◆ **TASK PROMPT**
Pull out every line in the data that has the string "IMRS" in it.

- - - -

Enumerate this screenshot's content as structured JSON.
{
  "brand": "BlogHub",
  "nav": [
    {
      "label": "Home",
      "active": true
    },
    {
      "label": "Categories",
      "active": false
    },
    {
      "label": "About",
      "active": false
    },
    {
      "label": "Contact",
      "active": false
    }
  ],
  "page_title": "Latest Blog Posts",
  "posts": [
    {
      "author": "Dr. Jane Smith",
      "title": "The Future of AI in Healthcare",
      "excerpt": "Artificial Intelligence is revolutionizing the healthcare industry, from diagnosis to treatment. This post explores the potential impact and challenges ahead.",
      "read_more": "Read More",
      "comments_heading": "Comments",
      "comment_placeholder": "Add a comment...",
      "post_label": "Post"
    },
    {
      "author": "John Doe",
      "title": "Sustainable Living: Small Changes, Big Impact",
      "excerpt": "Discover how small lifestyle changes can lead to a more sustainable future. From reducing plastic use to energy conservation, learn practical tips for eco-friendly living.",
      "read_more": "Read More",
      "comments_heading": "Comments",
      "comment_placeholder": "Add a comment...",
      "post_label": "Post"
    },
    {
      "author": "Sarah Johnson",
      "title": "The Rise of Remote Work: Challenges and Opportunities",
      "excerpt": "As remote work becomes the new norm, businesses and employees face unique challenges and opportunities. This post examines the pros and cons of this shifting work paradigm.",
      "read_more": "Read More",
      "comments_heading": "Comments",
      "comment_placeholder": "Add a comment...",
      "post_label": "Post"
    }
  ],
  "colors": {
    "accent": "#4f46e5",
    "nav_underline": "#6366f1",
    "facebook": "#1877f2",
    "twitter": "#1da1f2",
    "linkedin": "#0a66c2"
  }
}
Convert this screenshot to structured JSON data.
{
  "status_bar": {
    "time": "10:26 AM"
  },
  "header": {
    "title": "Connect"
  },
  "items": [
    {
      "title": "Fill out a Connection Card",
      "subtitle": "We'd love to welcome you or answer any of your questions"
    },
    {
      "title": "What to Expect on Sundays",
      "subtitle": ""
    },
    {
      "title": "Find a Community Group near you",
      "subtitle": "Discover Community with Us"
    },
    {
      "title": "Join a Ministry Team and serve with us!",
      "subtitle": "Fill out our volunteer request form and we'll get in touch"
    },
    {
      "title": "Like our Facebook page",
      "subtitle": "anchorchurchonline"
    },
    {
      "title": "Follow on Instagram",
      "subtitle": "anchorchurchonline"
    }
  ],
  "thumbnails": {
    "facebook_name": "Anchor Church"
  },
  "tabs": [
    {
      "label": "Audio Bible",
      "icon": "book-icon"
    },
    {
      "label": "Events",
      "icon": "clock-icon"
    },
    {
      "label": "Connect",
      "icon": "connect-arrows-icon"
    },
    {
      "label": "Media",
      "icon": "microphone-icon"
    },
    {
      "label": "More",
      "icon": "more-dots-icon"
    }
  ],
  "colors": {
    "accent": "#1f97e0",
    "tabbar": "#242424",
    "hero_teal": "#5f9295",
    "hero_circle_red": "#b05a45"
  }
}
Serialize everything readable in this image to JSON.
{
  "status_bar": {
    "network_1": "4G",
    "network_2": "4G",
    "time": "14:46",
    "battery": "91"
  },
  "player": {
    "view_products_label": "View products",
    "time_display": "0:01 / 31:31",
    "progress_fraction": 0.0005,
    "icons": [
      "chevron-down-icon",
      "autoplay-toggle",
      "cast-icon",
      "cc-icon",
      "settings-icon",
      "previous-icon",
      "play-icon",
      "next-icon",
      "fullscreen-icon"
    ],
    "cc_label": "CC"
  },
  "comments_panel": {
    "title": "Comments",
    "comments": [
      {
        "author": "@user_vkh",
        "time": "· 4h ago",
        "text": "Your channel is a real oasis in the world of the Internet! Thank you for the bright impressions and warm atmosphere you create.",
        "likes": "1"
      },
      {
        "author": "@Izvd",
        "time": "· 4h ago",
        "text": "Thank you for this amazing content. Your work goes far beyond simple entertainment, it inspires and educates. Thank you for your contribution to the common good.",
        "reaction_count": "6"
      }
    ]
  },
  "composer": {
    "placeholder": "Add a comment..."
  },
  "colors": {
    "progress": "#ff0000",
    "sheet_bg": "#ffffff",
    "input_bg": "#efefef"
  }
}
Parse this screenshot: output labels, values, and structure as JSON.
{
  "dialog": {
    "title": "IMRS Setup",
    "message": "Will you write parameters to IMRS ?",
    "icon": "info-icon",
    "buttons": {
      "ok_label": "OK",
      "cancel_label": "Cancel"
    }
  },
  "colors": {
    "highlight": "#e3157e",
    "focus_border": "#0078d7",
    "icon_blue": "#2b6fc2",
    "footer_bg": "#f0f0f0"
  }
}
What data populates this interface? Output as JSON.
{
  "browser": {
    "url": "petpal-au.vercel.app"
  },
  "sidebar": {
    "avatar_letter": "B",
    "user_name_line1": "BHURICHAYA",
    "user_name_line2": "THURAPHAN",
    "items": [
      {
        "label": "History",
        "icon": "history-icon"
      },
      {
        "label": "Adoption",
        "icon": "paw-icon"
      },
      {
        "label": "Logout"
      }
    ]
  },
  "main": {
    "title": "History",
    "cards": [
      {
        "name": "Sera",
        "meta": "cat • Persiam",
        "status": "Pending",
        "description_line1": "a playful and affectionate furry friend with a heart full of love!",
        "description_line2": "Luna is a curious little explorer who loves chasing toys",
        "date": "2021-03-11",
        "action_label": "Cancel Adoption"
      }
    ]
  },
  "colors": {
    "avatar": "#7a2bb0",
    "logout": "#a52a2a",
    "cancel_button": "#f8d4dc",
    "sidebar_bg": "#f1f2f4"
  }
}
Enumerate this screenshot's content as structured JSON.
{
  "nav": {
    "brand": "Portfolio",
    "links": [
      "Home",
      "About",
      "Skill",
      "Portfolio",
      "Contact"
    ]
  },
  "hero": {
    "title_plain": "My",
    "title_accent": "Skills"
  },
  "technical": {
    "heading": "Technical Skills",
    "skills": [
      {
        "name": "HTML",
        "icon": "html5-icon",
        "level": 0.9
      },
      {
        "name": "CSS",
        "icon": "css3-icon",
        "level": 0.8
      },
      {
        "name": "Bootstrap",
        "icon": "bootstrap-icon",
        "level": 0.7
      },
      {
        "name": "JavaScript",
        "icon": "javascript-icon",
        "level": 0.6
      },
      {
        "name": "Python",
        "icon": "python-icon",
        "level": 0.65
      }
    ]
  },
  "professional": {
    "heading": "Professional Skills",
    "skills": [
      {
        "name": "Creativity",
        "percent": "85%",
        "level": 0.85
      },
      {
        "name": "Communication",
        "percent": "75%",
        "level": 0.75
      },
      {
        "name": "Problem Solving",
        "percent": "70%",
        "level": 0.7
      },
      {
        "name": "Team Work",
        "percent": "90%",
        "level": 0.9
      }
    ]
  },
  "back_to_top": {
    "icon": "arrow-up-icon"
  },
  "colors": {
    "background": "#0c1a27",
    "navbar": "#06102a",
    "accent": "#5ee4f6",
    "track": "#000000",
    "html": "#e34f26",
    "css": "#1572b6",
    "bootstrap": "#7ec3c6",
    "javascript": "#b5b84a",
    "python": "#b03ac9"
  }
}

- - - -

◆ **SOLUTION FOR THIS PROBLEM**
    "title": "IMRS Setup",
    "message": "Will you write parameters to IMRS ?",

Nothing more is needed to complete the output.